● SHORT EXERCISE:
Return all lines that include the string "limit".

•••

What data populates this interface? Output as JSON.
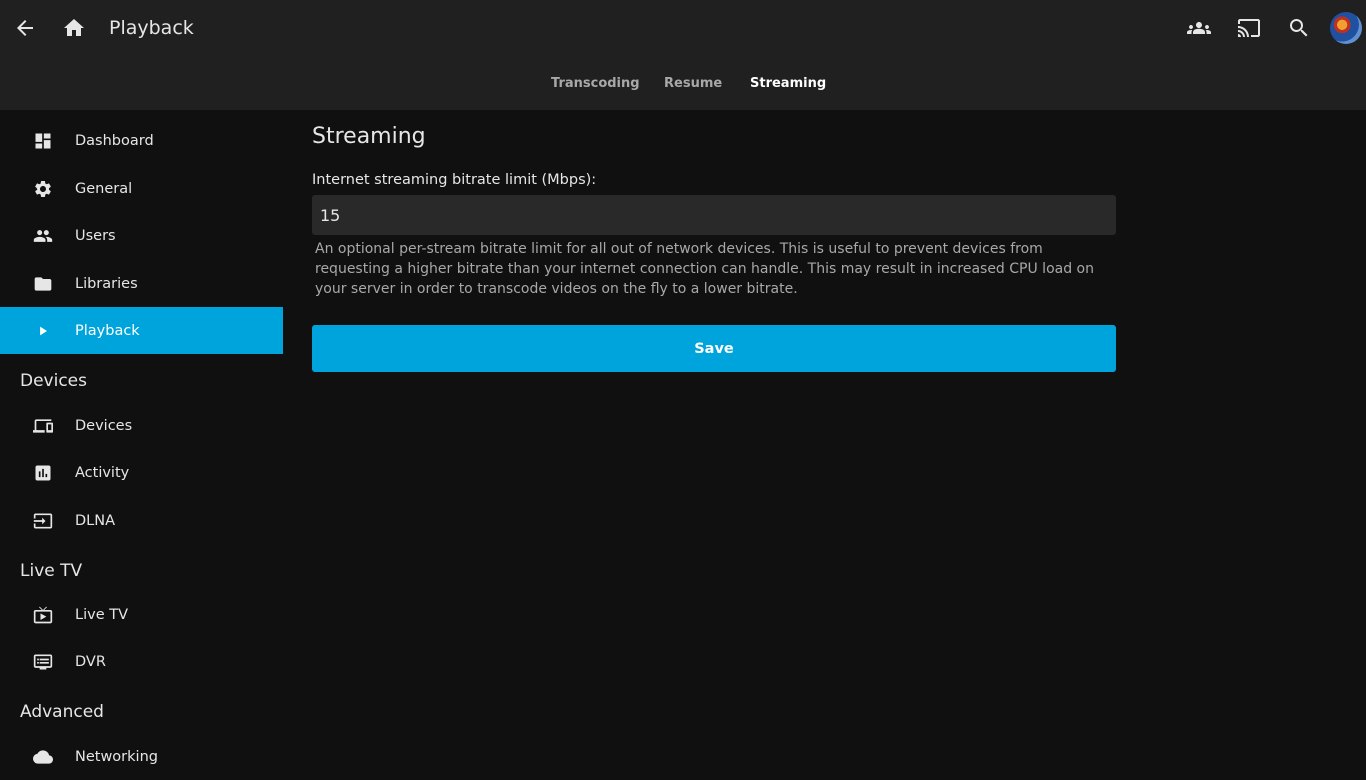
{
  "header": {
    "title": "Playback",
    "icons": [
      "back-arrow-icon",
      "home-icon",
      "users-group-icon",
      "cast-icon",
      "search-icon"
    ],
    "tabs": [
      {
        "label": "Transcoding",
        "active": false
      },
      {
        "label": "Resume",
        "active": false
      },
      {
        "label": "Streaming",
        "active": true
      }
    ]
  },
  "sidebar": {
    "server_items": [
      {
        "label": "Dashboard",
        "icon": "dashboard-icon"
      },
      {
        "label": "General",
        "icon": "gear-icon"
      },
      {
        "label": "Users",
        "icon": "people-icon"
      },
      {
        "label": "Libraries",
        "icon": "folder-icon"
      },
      {
        "label": "Playback",
        "icon": "play-icon",
        "active": true
      }
    ],
    "devices_header": "Devices",
    "devices_items": [
      {
        "label": "Devices",
        "icon": "devices-icon"
      },
      {
        "label": "Activity",
        "icon": "activity-icon"
      },
      {
        "label": "DLNA",
        "icon": "input-icon"
      }
    ],
    "livetv_header": "Live TV",
    "livetv_items": [
      {
        "label": "Live TV",
        "icon": "live-tv-icon"
      },
      {
        "label": "DVR",
        "icon": "dvr-icon"
      }
    ],
    "advanced_header": "Advanced",
    "advanced_items": [
      {
        "label": "Networking",
        "icon": "cloud-icon"
      }
    ]
  },
  "main": {
    "title": "Streaming",
    "field_label": "Internet streaming bitrate limit (Mbps):",
    "field_value": "15",
    "field_description": "An optional per-stream bitrate limit for all out of network devices. This is useful to prevent devices from requesting a higher bitrate than your internet connection can handle. This may result in increased CPU load on your server in order to transcode videos on the fly to a lower bitrate.",
    "save_label": "Save"
  },
  "colors": {
    "accent": "#00a4dc",
    "header_bg": "#202020",
    "page_bg": "#101010",
    "input_bg": "#292929"
  }
}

•••

● EXERCISE RESPONSE:
    "field_label": "Internet streaming bitrate limit (Mbps):",
    "field_description": "An optional per-stream bitrate limit for all out of network devices. This is useful to prevent devices from requesting a higher bitrate than your internet connection can handle. This may result in increased CPU load on your server in order to transcode videos on the fly to a lower bitrate.",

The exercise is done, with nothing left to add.